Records

* * * * * * *

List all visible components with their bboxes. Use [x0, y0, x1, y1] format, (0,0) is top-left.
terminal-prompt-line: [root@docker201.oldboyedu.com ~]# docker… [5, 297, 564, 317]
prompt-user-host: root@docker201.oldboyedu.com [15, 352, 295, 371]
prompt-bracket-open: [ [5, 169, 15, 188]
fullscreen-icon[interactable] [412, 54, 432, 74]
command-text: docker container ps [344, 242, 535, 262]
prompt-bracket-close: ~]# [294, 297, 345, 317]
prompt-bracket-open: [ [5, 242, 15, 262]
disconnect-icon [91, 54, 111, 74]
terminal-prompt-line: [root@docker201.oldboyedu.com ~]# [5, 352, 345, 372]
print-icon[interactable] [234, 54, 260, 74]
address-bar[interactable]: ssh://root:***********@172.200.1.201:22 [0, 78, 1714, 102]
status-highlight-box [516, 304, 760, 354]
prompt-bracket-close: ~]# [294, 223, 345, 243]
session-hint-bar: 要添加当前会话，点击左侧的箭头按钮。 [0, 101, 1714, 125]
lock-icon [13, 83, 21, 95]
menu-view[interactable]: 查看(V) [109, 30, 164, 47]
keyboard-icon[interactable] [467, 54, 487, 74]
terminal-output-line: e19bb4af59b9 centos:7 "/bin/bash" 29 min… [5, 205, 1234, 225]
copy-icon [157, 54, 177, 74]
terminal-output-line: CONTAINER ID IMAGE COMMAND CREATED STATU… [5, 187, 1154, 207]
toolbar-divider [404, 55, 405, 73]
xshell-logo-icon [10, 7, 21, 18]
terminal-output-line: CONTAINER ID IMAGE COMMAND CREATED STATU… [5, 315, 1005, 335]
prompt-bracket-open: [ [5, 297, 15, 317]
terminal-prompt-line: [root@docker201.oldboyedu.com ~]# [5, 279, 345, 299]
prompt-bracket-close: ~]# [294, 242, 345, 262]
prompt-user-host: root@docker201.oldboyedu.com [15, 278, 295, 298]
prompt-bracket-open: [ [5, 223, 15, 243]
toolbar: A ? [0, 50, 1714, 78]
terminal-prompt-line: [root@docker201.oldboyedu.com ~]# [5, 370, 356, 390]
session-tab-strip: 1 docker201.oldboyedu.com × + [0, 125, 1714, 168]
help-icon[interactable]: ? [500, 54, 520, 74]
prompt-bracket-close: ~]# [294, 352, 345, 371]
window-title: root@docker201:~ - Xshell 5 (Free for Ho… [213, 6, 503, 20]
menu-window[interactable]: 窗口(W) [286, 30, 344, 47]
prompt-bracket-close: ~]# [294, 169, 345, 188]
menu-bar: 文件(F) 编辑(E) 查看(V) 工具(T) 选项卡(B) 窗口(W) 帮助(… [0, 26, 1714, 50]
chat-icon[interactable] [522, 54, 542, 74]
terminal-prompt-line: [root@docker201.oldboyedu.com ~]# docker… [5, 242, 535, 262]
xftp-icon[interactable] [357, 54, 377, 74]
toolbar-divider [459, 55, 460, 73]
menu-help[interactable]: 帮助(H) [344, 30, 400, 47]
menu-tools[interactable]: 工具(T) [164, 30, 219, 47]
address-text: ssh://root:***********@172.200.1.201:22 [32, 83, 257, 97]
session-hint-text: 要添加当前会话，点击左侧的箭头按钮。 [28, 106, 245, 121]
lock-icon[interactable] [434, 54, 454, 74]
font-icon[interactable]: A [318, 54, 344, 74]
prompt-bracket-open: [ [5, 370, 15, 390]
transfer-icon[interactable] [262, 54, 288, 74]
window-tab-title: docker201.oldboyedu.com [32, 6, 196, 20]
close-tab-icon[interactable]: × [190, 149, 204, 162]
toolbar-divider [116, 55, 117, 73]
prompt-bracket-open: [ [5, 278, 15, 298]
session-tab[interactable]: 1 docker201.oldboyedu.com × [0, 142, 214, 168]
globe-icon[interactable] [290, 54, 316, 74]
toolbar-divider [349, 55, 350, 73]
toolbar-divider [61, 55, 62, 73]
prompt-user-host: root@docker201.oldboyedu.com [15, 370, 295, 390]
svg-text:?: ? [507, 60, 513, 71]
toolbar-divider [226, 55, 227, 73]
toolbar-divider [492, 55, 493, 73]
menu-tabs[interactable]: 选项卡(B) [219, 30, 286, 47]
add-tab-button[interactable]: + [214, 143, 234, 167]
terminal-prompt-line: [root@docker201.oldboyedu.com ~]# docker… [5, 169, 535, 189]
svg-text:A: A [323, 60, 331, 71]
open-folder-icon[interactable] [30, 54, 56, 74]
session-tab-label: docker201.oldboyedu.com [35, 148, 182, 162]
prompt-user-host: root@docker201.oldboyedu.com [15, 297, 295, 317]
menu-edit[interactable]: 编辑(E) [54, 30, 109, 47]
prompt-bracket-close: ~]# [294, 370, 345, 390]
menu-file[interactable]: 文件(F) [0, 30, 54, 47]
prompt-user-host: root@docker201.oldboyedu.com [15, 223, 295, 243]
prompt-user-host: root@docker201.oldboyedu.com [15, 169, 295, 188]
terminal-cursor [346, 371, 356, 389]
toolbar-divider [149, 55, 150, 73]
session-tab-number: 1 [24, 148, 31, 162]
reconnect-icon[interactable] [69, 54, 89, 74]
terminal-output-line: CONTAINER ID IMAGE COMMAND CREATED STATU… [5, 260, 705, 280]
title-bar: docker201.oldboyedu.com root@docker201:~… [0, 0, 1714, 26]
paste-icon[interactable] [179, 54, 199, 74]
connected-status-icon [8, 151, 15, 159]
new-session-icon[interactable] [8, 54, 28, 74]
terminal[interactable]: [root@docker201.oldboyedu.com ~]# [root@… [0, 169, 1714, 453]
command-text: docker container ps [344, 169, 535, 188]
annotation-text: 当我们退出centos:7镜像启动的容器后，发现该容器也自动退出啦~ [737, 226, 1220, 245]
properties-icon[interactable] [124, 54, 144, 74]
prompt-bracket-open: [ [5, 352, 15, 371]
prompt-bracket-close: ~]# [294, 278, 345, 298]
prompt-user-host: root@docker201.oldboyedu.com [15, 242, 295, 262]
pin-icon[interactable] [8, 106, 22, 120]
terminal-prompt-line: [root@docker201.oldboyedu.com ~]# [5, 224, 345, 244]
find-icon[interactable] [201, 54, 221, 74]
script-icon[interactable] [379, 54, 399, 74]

* * * * * * *

Starting at the top of the entries and ending with the line that contains "fullscreen-icon[interactable] [412, 54, 432, 74]", rewrite those lines with "bboxes" replaced by "bounding boxes" and everything else left as it is.

List all visible components with their bounding boxes. Use [x0, y0, x1, y1] format, (0,0) is top-left.
terminal-prompt-line: [root@docker201.oldboyedu.com ~]# docker… [5, 297, 564, 317]
prompt-user-host: root@docker201.oldboyedu.com [15, 352, 295, 371]
prompt-bracket-open: [ [5, 169, 15, 188]
fullscreen-icon[interactable] [412, 54, 432, 74]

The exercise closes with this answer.